Task requirements
Extract every line from the records below that contains the word "title".

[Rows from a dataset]
++++++++

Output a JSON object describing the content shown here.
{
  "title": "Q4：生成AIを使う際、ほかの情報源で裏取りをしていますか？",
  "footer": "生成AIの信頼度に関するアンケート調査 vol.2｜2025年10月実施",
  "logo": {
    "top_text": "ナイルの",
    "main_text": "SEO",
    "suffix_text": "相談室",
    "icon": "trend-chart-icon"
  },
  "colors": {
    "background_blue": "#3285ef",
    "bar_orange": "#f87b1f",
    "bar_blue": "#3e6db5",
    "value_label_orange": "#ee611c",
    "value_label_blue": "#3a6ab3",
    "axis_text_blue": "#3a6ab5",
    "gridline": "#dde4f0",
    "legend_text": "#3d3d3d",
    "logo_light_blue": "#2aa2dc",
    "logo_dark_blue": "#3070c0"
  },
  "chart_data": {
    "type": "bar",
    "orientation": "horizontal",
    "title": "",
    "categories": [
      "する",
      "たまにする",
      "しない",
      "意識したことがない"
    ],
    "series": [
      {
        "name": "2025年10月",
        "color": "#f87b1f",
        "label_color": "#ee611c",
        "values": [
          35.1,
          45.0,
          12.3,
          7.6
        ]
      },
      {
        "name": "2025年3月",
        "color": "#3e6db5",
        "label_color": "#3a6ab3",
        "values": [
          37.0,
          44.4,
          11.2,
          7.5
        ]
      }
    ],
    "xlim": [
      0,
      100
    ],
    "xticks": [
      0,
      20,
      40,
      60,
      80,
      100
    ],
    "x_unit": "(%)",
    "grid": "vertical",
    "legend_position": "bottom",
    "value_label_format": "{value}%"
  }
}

++++++++

Solution to the exercise
  "title": "Q4：生成AIを使う際、ほかの情報源で裏取りをしていますか？",
    "title": "",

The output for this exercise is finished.